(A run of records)
....
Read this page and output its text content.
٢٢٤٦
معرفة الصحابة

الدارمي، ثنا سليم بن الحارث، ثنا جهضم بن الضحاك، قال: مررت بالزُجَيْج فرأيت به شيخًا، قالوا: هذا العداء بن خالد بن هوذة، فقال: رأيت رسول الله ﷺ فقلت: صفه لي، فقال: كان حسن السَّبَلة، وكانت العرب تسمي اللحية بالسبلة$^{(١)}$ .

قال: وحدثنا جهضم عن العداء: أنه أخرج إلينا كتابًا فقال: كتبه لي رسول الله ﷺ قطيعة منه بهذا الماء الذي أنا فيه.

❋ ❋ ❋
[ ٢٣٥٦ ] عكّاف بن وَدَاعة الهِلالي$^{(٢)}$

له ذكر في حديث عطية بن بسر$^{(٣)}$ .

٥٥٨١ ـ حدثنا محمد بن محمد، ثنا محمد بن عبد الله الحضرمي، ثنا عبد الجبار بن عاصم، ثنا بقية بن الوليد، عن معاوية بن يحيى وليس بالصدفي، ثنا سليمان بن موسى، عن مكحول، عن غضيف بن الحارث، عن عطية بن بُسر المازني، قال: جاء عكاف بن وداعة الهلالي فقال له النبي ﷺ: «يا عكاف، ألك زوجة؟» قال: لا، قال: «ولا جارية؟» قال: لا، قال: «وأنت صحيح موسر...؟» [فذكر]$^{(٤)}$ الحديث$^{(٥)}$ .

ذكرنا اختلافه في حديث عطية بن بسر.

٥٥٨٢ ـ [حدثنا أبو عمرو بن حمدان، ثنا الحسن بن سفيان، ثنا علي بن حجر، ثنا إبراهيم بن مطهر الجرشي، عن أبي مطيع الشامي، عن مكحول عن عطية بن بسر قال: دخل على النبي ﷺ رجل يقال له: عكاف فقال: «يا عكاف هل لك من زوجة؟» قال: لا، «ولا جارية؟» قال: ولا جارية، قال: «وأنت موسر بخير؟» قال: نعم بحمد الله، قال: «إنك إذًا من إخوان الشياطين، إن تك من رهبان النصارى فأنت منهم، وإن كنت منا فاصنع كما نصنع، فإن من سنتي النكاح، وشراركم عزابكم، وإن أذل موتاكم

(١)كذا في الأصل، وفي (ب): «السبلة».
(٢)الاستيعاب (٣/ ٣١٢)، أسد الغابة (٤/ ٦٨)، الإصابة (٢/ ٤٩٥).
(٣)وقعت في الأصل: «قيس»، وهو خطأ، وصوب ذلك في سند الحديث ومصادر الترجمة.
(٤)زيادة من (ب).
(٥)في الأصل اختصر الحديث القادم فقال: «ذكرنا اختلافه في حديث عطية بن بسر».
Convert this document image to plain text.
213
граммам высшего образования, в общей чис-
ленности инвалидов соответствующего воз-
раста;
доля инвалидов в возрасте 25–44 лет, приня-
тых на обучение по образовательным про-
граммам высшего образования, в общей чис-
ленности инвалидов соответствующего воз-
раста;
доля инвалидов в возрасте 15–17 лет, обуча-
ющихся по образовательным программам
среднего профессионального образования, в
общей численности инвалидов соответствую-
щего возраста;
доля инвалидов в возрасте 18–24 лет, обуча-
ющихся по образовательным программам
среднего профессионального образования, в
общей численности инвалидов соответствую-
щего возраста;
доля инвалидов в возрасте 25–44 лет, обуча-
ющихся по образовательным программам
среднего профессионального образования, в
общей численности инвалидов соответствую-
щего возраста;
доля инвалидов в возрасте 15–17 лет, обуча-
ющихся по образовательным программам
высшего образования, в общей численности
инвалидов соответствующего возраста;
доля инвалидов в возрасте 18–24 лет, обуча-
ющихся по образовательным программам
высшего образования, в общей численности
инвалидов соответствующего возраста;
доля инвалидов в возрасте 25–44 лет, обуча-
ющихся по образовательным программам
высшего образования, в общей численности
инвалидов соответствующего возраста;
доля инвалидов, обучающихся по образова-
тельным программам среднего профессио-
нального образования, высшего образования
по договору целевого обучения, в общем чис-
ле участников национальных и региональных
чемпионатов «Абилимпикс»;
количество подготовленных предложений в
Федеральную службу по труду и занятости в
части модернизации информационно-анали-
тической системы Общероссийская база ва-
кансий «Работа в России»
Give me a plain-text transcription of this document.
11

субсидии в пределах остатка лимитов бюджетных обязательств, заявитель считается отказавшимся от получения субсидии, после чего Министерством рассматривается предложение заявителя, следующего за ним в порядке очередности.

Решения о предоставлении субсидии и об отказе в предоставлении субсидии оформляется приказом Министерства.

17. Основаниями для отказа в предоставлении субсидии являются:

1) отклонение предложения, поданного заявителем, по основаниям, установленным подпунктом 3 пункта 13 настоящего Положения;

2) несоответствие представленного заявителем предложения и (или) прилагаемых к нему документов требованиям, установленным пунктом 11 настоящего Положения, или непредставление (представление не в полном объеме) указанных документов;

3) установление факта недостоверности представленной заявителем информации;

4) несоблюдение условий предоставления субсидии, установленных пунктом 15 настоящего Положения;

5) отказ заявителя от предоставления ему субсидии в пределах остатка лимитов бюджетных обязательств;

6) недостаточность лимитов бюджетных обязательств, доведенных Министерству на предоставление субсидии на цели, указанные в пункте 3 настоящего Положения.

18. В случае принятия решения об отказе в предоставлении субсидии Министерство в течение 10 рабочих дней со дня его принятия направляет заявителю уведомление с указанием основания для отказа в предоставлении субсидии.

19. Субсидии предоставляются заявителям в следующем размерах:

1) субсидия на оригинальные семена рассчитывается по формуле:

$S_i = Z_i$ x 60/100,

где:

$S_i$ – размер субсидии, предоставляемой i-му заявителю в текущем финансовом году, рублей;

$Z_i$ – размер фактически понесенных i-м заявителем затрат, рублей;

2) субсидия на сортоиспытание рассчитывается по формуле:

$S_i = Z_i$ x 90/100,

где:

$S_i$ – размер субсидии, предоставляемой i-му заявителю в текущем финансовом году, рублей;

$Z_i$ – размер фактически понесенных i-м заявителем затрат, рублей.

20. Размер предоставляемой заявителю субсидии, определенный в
....
Brief:
Isolate each line of the listing above that includes "заявителю". Copy it.

Written solution:
18. В случае принятия решения об отказе в предоставлении субсидии Министерство в течение 10 рабочих дней со дня его принятия направляет заявителю уведомление с указанием основания для отказа в предоставлении субсидии.
$S_i$ – размер субсидии, предоставляемой i-му заявителю в текущем финансовом году, рублей;
$S_i$ – размер субсидии, предоставляемой i-му заявителю в текущем финансовом году, рублей;
20. Размер предоставляемой заявителю субсидии, определенный в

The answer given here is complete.